#### Exercise requirements
Would you set down every entry shown below, precisely as written?

#### Extracted records
↓

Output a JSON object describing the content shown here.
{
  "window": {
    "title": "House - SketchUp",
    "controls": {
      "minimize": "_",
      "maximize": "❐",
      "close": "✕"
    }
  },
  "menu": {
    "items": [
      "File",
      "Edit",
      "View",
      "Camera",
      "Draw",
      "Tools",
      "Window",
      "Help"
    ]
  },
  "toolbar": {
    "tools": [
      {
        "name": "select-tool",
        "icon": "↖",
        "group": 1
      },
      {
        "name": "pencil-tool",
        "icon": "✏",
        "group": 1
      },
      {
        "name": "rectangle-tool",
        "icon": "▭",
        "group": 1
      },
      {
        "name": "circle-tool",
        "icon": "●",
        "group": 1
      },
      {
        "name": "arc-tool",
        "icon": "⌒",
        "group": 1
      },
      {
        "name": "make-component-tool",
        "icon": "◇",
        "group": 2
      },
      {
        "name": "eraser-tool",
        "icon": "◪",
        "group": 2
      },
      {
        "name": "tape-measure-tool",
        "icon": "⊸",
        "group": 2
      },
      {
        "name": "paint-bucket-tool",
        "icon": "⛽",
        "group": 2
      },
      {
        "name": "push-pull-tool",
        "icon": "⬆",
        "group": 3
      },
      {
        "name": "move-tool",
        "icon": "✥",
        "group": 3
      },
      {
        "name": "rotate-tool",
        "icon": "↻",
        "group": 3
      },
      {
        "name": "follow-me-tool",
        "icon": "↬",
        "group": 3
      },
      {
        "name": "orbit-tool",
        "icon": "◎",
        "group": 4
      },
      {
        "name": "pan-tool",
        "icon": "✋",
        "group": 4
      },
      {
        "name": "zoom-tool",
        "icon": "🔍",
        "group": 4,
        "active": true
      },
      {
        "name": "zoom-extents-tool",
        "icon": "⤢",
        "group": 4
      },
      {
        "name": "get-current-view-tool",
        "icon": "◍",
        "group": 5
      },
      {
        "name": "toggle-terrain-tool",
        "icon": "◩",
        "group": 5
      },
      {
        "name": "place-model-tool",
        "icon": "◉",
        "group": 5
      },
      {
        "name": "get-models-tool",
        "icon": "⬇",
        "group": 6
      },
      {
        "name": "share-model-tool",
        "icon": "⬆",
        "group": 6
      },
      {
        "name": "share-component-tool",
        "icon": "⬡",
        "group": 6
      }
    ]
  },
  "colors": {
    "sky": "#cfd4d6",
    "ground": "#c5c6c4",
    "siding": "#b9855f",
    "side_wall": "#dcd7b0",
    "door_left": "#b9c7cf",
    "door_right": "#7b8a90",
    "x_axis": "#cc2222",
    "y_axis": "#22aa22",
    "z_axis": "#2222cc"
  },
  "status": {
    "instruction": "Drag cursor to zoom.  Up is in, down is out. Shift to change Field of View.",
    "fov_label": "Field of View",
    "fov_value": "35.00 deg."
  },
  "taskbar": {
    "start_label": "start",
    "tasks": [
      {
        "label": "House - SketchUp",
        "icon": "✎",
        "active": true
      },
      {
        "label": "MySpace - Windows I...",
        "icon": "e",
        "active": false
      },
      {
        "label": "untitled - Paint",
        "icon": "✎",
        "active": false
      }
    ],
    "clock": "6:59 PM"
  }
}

↑

#### Exercise solution
Output a JSON object describing the content shown here.
{
  "window": {
    "title": "House - SketchUp",
    "controls": {
      "minimize": "_",
      "maximize": "❐",
      "close": "✕"
    }
  },
  "menu": {
    "items": [
      "File",
      "Edit",
      "View",
      "Camera",
      "Draw",
      "Tools",
      "Window",
      "Help"
    ]
  },
  "toolbar": {
    "tools": [
      {
        "name": "select-tool",
        "icon": "↖",
        "group": 1
      },
      {
        "name": "pencil-tool",
        "icon": "✏",
        "group": 1
      },
      {
        "name": "rectangle-tool",
        "icon": "▭",
        "group": 1
      },
      {
        "name": "circle-tool",
        "icon": "●",
        "group": 1
      },
      {
        "name": "arc-tool",
        "icon": "⌒",
        "group": 1
      },
      {
        "name": "make-component-tool",
        "icon": "◇",
        "group": 2
      },
      {
        "name": "eraser-tool",
        "icon": "◪",
        "group": 2
      },
      {
        "name": "tape-measure-tool",
        "icon": "⊸",
        "group": 2
      },
      {
        "name": "paint-bucket-tool",
        "icon": "⛽",
        "group": 2
      },
      {
        "name": "push-pull-tool",
        "icon": "⬆",
        "group": 3
      },
      {
        "name": "move-tool",
        "icon": "✥",
        "group": 3
      },
      {
        "name": "rotate-tool",
        "icon": "↻",
        "group": 3
      },
      {
        "name": "follow-me-tool",
        "icon": "↬",
        "group": 3
      },
      {
        "name": "orbit-tool",
        "icon": "◎",
        "group": 4
      },
      {
        "name": "pan-tool",
        "icon": "✋",
        "group": 4
      },
      {
        "name": "zoom-tool",
        "icon": "🔍",
        "group": 4,
        "active": true
      },
      {
        "name": "zoom-extents-tool",
        "icon": "⤢",
        "group": 4
      },
      {
        "name": "get-current-view-tool",
        "icon": "◍",
        "group": 5
      },
      {
        "name": "toggle-terrain-tool",
        "icon": "◩",
        "group": 5
      },
      {
        "name": "place-model-tool",
        "icon": "◉",
        "group": 5
      },
      {
        "name": "get-models-tool",
        "icon": "⬇",
        "group": 6
      },
      {
        "name": "share-model-tool",
        "icon": "⬆",
        "group": 6
      },
      {
        "name": "share-component-tool",
        "icon": "⬡",
        "group": 6
      }
    ]
  },
  "colors": {
    "sky": "#cfd4d6",
    "ground": "#c5c6c4",
    "siding": "#b9855f",
    "side_wall": "#dcd7b0",
    "door_left": "#b9c7cf",
    "door_right": "#7b8a90",
    "x_axis": "#cc2222",
    "y_axis": "#22aa22",
    "z_axis": "#2222cc"
  },
  "status": {
    "instruction": "Drag cursor to zoom.  Up is in, down is out. Shift to change Field of View.",
    "fov_label": "Field of View",
    "fov_value": "35.00 deg."
  },
  "taskbar": {
    "start_label": "start",
    "tasks": [
      {
        "label": "House - SketchUp",
        "icon": "✎",
        "active": true
      },
      {
        "label": "MySpace - Windows I...",
        "icon": "e",
        "active": false
      },
      {
        "label": "untitled - Paint",
        "icon": "✎",
        "active": false
      }
    ],
    "clock": "6:59 PM"
  }
}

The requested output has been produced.